Repeat exactly, and only, the lines from the line containing "Read all visible content and emit it as JSON." through the last line of the records below, including both.
● ● ● ●
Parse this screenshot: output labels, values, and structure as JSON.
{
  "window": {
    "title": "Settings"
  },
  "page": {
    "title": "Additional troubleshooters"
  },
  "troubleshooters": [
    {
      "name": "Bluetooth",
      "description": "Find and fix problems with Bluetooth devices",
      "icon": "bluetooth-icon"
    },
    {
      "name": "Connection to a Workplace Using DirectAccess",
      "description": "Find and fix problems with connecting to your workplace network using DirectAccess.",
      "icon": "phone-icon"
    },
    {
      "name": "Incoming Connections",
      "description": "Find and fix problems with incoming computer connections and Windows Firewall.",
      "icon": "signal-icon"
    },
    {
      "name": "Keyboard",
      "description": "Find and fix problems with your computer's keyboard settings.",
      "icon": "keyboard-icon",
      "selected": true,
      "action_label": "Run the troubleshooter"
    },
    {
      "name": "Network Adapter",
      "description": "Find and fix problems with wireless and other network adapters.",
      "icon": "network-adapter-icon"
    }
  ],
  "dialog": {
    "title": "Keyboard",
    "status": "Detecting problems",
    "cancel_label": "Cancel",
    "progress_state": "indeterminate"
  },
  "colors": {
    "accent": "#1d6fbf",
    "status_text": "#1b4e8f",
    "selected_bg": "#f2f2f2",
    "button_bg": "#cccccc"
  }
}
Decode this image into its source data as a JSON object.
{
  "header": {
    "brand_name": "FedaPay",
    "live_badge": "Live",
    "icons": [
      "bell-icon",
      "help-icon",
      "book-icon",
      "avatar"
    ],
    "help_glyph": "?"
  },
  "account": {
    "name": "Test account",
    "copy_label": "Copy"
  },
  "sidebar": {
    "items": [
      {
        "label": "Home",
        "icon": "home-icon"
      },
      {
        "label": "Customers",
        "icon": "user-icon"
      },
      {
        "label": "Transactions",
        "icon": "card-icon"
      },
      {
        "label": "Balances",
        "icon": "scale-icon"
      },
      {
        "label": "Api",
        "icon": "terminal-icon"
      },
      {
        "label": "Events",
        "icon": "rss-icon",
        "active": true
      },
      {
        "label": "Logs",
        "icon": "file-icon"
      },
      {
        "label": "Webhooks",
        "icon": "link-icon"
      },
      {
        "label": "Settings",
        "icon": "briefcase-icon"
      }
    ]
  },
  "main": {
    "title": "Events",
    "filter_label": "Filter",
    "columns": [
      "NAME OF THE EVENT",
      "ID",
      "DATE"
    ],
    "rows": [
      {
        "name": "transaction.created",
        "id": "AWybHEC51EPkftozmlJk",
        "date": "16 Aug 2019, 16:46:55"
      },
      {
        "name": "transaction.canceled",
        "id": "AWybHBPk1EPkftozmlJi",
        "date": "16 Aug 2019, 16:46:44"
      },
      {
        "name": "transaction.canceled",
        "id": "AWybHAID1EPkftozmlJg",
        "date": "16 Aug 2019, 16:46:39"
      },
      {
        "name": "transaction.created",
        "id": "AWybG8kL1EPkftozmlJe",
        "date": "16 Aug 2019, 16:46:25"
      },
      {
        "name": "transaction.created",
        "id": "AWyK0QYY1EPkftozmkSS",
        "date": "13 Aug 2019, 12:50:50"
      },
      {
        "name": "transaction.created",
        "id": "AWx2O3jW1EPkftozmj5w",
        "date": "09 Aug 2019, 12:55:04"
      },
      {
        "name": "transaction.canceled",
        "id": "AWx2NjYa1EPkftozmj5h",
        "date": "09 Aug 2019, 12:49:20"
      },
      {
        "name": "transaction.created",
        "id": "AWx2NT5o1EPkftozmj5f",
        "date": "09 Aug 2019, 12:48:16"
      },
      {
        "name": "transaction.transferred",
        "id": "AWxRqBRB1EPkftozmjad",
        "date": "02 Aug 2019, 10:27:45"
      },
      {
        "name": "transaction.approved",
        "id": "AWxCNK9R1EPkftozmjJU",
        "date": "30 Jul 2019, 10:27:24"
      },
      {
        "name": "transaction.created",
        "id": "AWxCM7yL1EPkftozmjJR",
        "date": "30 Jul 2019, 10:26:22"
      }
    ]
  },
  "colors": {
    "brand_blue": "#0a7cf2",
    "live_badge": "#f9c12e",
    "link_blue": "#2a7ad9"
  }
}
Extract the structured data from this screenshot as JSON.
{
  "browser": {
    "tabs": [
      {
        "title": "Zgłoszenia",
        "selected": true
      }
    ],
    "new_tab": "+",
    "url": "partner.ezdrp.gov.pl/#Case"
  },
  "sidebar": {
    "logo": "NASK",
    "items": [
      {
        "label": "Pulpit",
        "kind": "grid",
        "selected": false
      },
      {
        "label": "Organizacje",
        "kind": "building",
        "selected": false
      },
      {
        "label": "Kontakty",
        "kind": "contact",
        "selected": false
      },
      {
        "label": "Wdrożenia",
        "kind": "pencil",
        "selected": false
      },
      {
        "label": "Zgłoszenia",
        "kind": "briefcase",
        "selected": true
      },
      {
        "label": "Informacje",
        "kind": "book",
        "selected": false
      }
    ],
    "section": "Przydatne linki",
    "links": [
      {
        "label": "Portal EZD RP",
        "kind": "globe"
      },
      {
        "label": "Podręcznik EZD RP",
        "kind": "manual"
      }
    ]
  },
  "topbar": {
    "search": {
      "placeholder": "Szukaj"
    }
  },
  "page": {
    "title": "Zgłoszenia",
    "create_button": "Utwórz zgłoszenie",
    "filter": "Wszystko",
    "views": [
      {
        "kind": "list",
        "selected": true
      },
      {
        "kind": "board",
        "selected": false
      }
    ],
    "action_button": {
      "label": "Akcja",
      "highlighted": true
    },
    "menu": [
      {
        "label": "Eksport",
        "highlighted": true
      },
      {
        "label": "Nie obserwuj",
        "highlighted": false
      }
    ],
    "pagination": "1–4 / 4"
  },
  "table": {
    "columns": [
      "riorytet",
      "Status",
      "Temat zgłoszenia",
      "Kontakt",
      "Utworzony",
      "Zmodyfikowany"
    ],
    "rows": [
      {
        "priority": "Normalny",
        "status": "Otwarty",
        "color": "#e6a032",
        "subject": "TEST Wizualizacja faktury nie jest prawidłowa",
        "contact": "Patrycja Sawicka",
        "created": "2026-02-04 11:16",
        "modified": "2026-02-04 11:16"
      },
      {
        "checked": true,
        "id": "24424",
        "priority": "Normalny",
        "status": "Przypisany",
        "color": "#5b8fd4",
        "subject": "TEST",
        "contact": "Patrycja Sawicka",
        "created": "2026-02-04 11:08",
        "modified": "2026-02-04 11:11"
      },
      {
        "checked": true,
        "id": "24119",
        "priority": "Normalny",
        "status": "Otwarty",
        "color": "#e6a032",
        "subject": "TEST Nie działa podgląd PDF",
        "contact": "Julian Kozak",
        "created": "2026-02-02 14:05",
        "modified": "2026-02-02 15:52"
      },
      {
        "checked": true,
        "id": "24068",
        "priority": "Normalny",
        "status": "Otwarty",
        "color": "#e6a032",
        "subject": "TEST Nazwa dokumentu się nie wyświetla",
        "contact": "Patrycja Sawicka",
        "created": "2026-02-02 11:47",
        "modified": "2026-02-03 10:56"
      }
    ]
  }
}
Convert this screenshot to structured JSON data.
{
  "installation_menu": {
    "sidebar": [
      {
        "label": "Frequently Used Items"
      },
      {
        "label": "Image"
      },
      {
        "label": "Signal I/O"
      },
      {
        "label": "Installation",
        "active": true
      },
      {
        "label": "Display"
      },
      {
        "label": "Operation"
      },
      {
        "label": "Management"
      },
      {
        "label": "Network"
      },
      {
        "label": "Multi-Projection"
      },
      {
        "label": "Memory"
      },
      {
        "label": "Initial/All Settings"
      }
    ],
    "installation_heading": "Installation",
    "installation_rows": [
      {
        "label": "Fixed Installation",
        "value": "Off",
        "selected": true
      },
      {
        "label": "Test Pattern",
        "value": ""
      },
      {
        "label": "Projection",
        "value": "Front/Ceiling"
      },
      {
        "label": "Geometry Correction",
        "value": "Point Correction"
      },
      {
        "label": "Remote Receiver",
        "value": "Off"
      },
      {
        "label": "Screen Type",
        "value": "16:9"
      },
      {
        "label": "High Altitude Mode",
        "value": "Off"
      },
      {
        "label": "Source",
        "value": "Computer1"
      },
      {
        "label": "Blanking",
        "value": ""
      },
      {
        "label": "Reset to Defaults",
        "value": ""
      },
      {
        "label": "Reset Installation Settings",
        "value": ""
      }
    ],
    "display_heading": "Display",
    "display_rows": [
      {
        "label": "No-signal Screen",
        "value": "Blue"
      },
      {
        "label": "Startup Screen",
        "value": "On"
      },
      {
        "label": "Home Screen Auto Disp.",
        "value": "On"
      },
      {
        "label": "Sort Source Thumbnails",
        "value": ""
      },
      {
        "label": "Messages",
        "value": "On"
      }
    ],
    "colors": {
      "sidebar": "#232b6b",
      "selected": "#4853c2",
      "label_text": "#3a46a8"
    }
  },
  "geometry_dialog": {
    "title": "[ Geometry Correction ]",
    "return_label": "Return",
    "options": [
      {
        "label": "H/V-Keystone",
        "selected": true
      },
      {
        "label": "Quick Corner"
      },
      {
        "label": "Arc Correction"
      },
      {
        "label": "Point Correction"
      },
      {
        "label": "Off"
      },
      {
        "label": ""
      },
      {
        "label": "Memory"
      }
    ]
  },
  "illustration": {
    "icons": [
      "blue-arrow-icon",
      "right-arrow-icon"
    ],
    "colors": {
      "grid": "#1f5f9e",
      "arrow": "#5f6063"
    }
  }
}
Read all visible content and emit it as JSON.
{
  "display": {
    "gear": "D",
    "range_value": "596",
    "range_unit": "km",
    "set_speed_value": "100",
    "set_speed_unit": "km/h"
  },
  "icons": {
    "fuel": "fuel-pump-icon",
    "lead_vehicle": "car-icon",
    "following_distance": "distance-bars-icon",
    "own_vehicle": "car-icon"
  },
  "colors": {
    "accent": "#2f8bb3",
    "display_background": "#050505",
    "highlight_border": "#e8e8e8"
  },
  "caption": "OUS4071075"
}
● ● ● ●
RESULT
Read all visible content and emit it as JSON.
{
  "display": {
    "gear": "D",
    "range_value": "596",
    "range_unit": "km",
    "set_speed_value": "100",
    "set_speed_unit": "km/h"
  },
  "icons": {
    "fuel": "fuel-pump-icon",
    "lead_vehicle": "car-icon",
    "following_distance": "distance-bars-icon",
    "own_vehicle": "car-icon"
  },
  "colors": {
    "accent": "#2f8bb3",
    "display_background": "#050505",
    "highlight_border": "#e8e8e8"
  },
  "caption": "OUS4071075"
}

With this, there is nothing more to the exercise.